Required work>
Quote the data below in full, minus the images.

[Start]

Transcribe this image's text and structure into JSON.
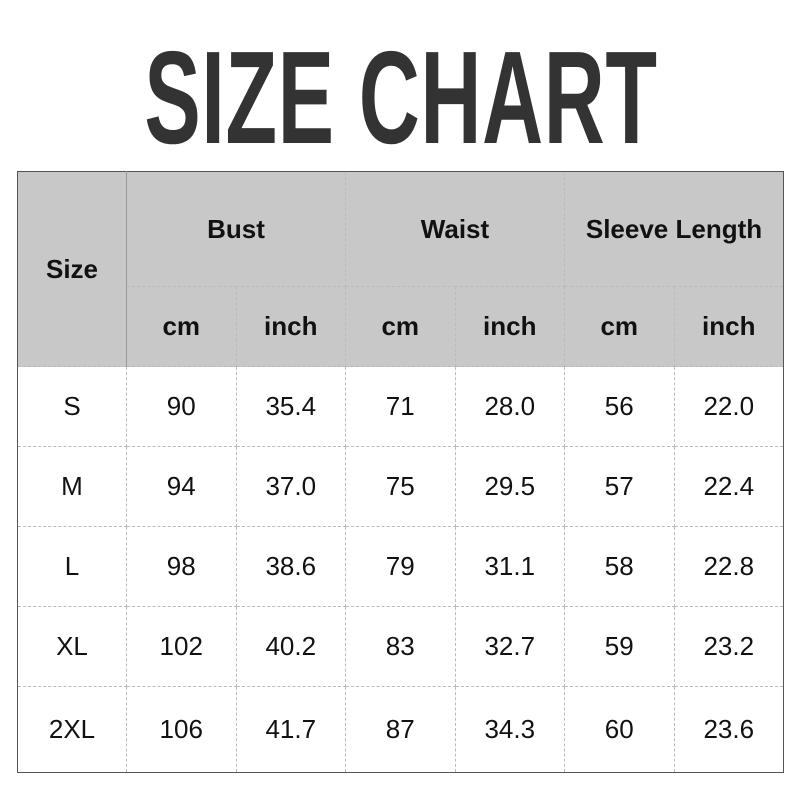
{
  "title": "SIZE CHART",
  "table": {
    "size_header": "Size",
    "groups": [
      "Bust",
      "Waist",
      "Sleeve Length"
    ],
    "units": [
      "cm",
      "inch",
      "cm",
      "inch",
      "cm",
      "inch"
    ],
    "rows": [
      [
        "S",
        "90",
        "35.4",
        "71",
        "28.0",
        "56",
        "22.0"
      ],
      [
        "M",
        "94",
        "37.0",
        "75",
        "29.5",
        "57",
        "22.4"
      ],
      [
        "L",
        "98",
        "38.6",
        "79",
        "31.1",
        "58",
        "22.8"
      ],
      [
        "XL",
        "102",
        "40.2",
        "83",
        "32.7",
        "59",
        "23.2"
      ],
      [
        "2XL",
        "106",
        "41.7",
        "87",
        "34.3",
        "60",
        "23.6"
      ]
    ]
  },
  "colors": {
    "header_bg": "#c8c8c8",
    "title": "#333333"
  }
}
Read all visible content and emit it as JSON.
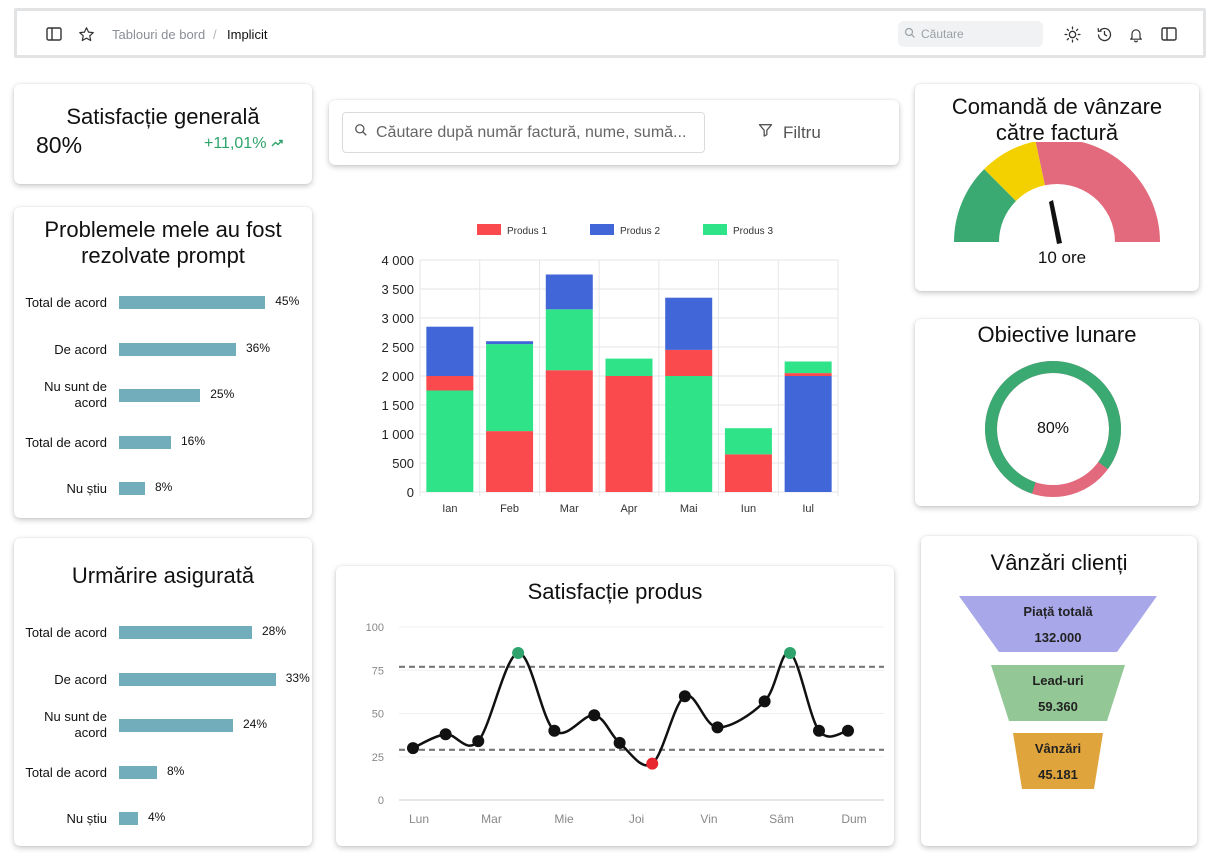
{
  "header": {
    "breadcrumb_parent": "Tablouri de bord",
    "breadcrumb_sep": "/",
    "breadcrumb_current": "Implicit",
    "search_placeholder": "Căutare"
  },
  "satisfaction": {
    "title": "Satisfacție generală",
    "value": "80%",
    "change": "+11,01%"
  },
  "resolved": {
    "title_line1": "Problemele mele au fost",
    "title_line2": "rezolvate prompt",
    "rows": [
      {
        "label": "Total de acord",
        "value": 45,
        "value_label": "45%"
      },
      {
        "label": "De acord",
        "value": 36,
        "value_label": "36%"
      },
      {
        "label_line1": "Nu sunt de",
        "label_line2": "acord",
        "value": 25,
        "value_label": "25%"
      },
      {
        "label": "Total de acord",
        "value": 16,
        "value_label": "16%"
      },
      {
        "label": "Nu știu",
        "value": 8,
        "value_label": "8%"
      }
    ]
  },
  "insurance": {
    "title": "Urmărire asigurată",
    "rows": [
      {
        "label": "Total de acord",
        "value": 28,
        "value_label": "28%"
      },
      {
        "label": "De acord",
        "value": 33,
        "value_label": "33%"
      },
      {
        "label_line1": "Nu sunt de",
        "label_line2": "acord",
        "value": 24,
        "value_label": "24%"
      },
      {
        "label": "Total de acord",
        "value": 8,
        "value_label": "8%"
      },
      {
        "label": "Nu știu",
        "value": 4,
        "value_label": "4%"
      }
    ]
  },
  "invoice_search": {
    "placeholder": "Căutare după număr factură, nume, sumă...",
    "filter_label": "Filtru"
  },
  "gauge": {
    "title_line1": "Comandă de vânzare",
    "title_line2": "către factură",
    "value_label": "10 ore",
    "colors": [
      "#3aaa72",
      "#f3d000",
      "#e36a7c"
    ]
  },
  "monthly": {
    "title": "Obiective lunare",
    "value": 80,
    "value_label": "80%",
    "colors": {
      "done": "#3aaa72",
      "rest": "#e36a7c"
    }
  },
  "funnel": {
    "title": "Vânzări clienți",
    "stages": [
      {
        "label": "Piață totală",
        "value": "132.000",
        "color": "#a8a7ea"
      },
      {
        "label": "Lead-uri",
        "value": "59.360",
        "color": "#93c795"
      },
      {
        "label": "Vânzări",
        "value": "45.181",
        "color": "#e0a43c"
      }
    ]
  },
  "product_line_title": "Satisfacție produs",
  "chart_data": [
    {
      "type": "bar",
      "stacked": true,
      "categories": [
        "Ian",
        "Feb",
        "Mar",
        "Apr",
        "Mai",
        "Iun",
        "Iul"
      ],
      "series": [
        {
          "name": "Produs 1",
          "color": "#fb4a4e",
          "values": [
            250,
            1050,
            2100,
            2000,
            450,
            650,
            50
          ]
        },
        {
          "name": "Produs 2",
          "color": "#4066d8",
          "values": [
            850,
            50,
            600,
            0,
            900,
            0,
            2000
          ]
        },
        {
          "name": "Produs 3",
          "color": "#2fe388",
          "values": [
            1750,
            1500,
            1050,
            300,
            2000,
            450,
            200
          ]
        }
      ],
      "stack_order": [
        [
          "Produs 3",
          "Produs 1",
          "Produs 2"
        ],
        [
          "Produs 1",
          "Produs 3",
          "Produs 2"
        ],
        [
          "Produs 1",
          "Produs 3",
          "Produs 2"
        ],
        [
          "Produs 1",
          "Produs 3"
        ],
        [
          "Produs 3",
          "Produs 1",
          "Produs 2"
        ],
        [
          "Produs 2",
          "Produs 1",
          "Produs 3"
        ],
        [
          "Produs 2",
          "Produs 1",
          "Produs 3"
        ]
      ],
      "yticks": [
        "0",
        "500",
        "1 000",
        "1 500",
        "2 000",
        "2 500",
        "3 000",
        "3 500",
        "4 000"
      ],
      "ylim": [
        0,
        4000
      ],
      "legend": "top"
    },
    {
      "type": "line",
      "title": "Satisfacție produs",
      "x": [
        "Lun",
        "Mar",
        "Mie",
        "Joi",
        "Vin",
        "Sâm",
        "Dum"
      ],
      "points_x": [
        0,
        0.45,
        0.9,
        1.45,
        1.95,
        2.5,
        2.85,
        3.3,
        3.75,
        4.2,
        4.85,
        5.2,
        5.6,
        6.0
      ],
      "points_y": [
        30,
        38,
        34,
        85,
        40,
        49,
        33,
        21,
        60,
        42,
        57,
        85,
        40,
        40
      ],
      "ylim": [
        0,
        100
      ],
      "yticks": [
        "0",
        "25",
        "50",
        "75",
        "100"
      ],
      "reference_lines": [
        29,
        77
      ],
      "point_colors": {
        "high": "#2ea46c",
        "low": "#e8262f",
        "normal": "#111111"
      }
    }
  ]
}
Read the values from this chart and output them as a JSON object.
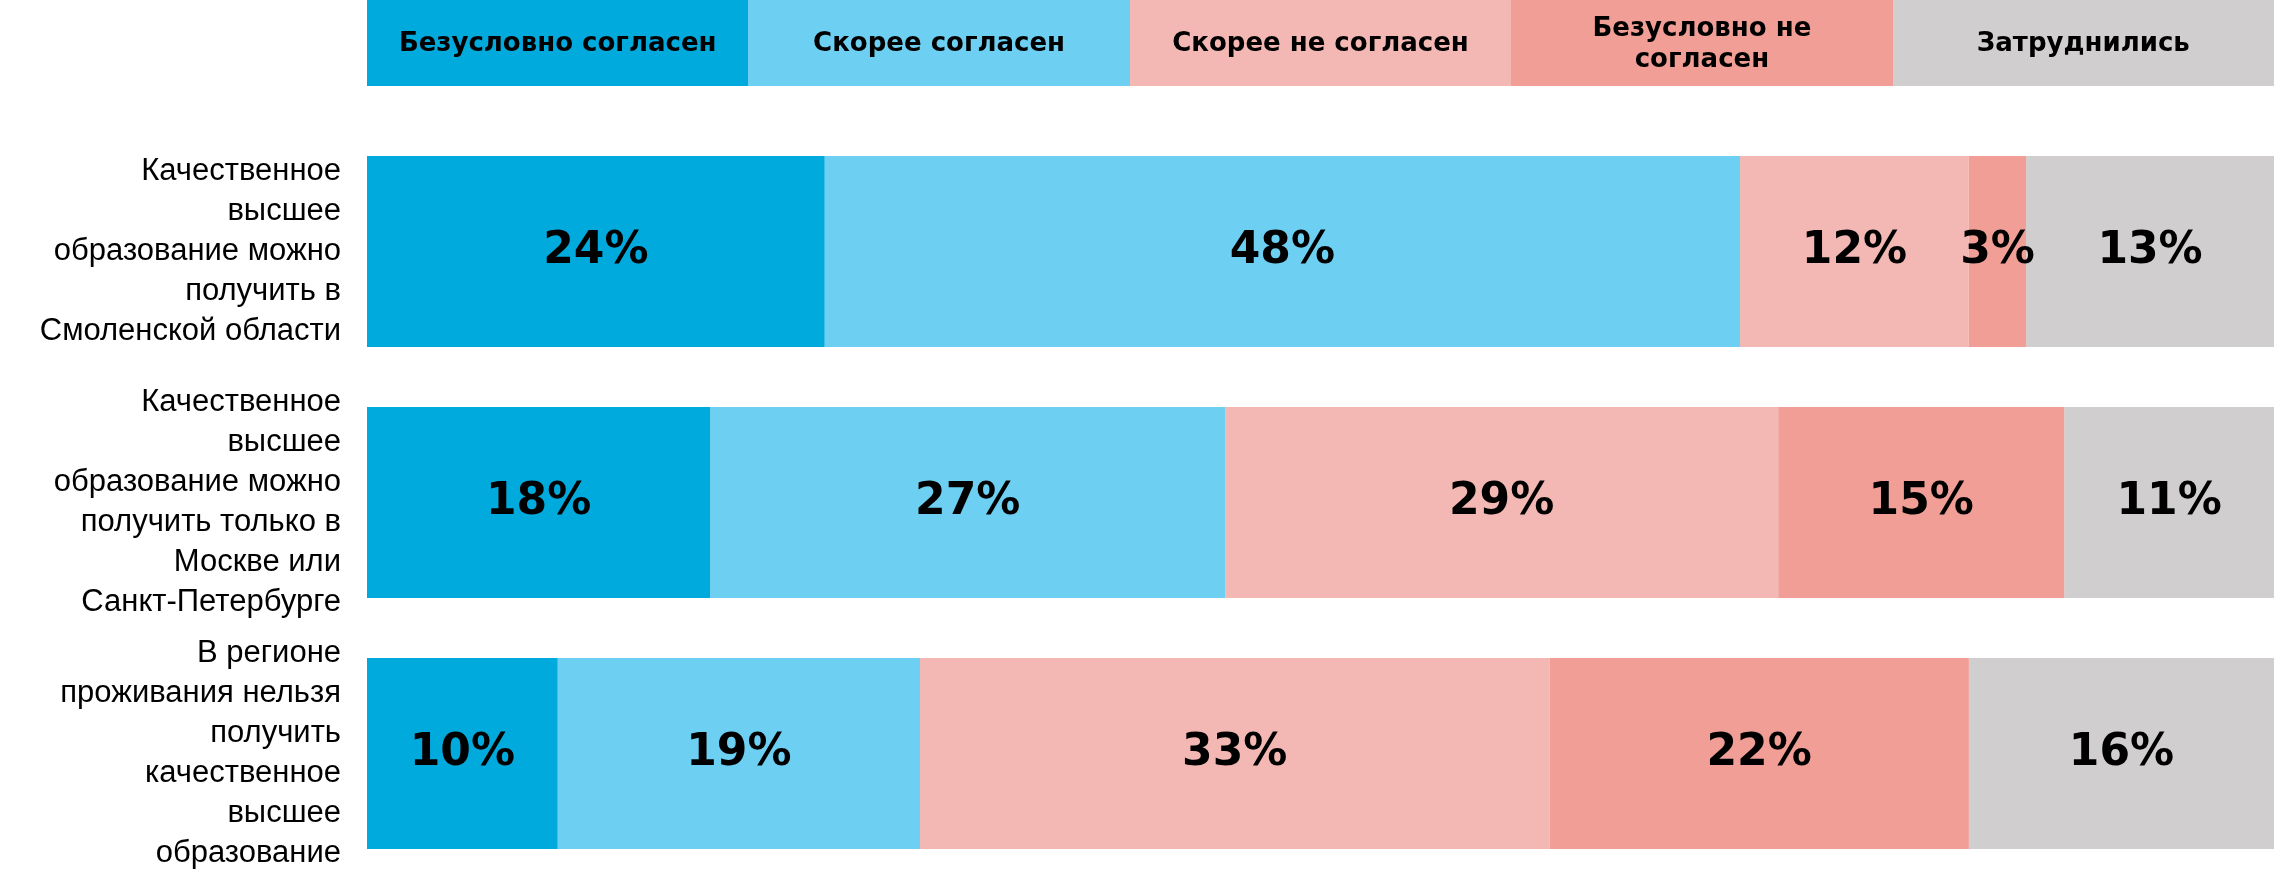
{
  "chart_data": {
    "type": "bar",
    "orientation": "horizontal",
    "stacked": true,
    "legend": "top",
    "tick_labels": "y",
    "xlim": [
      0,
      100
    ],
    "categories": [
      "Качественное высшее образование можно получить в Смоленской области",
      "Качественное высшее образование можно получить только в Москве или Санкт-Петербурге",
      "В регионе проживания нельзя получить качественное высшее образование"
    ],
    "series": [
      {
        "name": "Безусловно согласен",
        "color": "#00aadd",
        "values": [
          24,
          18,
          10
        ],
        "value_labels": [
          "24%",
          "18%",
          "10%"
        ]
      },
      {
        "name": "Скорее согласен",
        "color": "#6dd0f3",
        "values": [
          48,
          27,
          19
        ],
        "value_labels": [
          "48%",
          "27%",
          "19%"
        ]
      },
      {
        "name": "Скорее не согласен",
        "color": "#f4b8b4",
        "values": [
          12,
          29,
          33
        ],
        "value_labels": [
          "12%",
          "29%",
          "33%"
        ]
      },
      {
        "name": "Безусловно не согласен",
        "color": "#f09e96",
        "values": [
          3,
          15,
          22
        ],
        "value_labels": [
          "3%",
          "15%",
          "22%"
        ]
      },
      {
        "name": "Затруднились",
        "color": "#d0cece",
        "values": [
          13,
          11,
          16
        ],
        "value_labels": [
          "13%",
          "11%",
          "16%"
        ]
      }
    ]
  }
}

[End]

Full solution>
Transcribe this image's text and structure into JSON.
{
  "title": "SIZE CHART",
  "table": {
    "size_header": "Size",
    "groups": [
      "Bust",
      "Waist",
      "Sleeve Length"
    ],
    "units": [
      "cm",
      "inch",
      "cm",
      "inch",
      "cm",
      "inch"
    ],
    "rows": [
      [
        "S",
        "90",
        "35.4",
        "71",
        "28.0",
        "56",
        "22.0"
      ],
      [
        "M",
        "94",
        "37.0",
        "75",
        "29.5",
        "57",
        "22.4"
      ],
      [
        "L",
        "98",
        "38.6",
        "79",
        "31.1",
        "58",
        "22.8"
      ],
      [
        "XL",
        "102",
        "40.2",
        "83",
        "32.7",
        "59",
        "23.2"
      ],
      [
        "2XL",
        "106",
        "41.7",
        "87",
        "34.3",
        "60",
        "23.6"
      ]
    ]
  },
  "colors": {
    "header_bg": "#c8c8c8",
    "title": "#333333"
  }
}
Read all visible content and emit it as JSON.
{
  "header": {
    "breadcrumb_parent": "Tablouri de bord",
    "breadcrumb_sep": "/",
    "breadcrumb_current": "Implicit",
    "search_placeholder": "Căutare"
  },
  "satisfaction": {
    "title": "Satisfacție generală",
    "value": "80%",
    "change": "+11,01%"
  },
  "resolved": {
    "title_line1": "Problemele mele au fost",
    "title_line2": "rezolvate prompt",
    "rows": [
      {
        "label": "Total de acord",
        "value": 45,
        "value_label": "45%"
      },
      {
        "label": "De acord",
        "value": 36,
        "value_label": "36%"
      },
      {
        "label_line1": "Nu sunt de",
        "label_line2": "acord",
        "value": 25,
        "value_label": "25%"
      },
      {
        "label": "Total de acord",
        "value": 16,
        "value_label": "16%"
      },
      {
        "label": "Nu știu",
        "value": 8,
        "value_label": "8%"
      }
    ]
  },
  "insurance": {
    "title": "Urmărire asigurată",
    "rows": [
      {
        "label": "Total de acord",
        "value": 28,
        "value_label": "28%"
      },
      {
        "label": "De acord",
        "value": 33,
        "value_label": "33%"
      },
      {
        "label_line1": "Nu sunt de",
        "label_line2": "acord",
        "value": 24,
        "value_label": "24%"
      },
      {
        "label": "Total de acord",
        "value": 8,
        "value_label": "8%"
      },
      {
        "label": "Nu știu",
        "value": 4,
        "value_label": "4%"
      }
    ]
  },
  "invoice_search": {
    "placeholder": "Căutare după număr factură, nume, sumă...",
    "filter_label": "Filtru"
  },
  "gauge": {
    "title_line1": "Comandă de vânzare",
    "title_line2": "către factură",
    "value_label": "10 ore",
    "colors": [
      "#3aaa72",
      "#f3d000",
      "#e36a7c"
    ]
  },
  "monthly": {
    "title": "Obiective lunare",
    "value": 80,
    "value_label": "80%",
    "colors": {
      "done": "#3aaa72",
      "rest": "#e36a7c"
    }
  },
  "funnel": {
    "title": "Vânzări clienți",
    "stages": [
      {
        "label": "Piață totală",
        "value": "132.000",
        "color": "#a8a7ea"
      },
      {
        "label": "Lead-uri",
        "value": "59.360",
        "color": "#93c795"
      },
      {
        "label": "Vânzări",
        "value": "45.181",
        "color": "#e0a43c"
      }
    ]
  },
  "product_line_title": "Satisfacție produs",
  "chart_data": [
    {
      "type": "bar",
      "stacked": true,
      "categories": [
        "Ian",
        "Feb",
        "Mar",
        "Apr",
        "Mai",
        "Iun",
        "Iul"
      ],
      "series": [
        {
          "name": "Produs 1",
          "color": "#fb4a4e",
          "values": [
            250,
            1050,
            2100,
            2000,
            450,
            650,
            50
          ]
        },
        {
          "name": "Produs 2",
          "color": "#4066d8",
          "values": [
            850,
            50,
            600,
            0,
            900,
            0,
            2000
          ]
        },
        {
          "name": "Produs 3",
          "color": "#2fe388",
          "values": [
            1750,
            1500,
            1050,
            300,
            2000,
            450,
            200
          ]
        }
      ],
      "stack_order": [
        [
          "Produs 3",
          "Produs 1",
          "Produs 2"
        ],
        [
          "Produs 1",
          "Produs 3",
          "Produs 2"
        ],
        [
          "Produs 1",
          "Produs 3",
          "Produs 2"
        ],
        [
          "Produs 1",
          "Produs 3"
        ],
        [
          "Produs 3",
          "Produs 1",
          "Produs 2"
        ],
        [
          "Produs 2",
          "Produs 1",
          "Produs 3"
        ],
        [
          "Produs 2",
          "Produs 1",
          "Produs 3"
        ]
      ],
      "yticks": [
        "0",
        "500",
        "1 000",
        "1 500",
        "2 000",
        "2 500",
        "3 000",
        "3 500",
        "4 000"
      ],
      "ylim": [
        0,
        4000
      ],
      "legend": "top"
    },
    {
      "type": "line",
      "title": "Satisfacție produs",
      "x": [
        "Lun",
        "Mar",
        "Mie",
        "Joi",
        "Vin",
        "Sâm",
        "Dum"
      ],
      "points_x": [
        0,
        0.45,
        0.9,
        1.45,
        1.95,
        2.5,
        2.85,
        3.3,
        3.75,
        4.2,
        4.85,
        5.2,
        5.6,
        6.0
      ],
      "points_y": [
        30,
        38,
        34,
        85,
        40,
        49,
        33,
        21,
        60,
        42,
        57,
        85,
        40,
        40
      ],
      "ylim": [
        0,
        100
      ],
      "yticks": [
        "0",
        "25",
        "50",
        "75",
        "100"
      ],
      "reference_lines": [
        29,
        77
      ],
      "point_colors": {
        "high": "#2ea46c",
        "low": "#e8262f",
        "normal": "#111111"
      }
    }
  ]
}
Read the values from this chart and output them as a JSON object.
{
  "chart_data": {
    "type": "bar",
    "orientation": "horizontal",
    "stacked": true,
    "legend": "top",
    "tick_labels": "y",
    "xlim": [
      0,
      100
    ],
    "categories": [
      "Качественное высшее образование можно получить в Смоленской области",
      "Качественное высшее образование можно получить только в Москве или Санкт-Петербурге",
      "В регионе проживания нельзя получить качественное высшее образование"
    ],
    "series": [
      {
        "name": "Безусловно согласен",
        "color": "#00aadd",
        "values": [
          24,
          18,
          10
        ],
        "value_labels": [
          "24%",
          "18%",
          "10%"
        ]
      },
      {
        "name": "Скорее согласен",
        "color": "#6dd0f3",
        "values": [
          48,
          27,
          19
        ],
        "value_labels": [
          "48%",
          "27%",
          "19%"
        ]
      },
      {
        "name": "Скорее не согласен",
        "color": "#f4b8b4",
        "values": [
          12,
          29,
          33
        ],
        "value_labels": [
          "12%",
          "29%",
          "33%"
        ]
      },
      {
        "name": "Безусловно не согласен",
        "color": "#f09e96",
        "values": [
          3,
          15,
          22
        ],
        "value_labels": [
          "3%",
          "15%",
          "22%"
        ]
      },
      {
        "name": "Затруднились",
        "color": "#d0cece",
        "values": [
          13,
          11,
          16
        ],
        "value_labels": [
          "13%",
          "11%",
          "16%"
        ]
      }
    ]
  }
}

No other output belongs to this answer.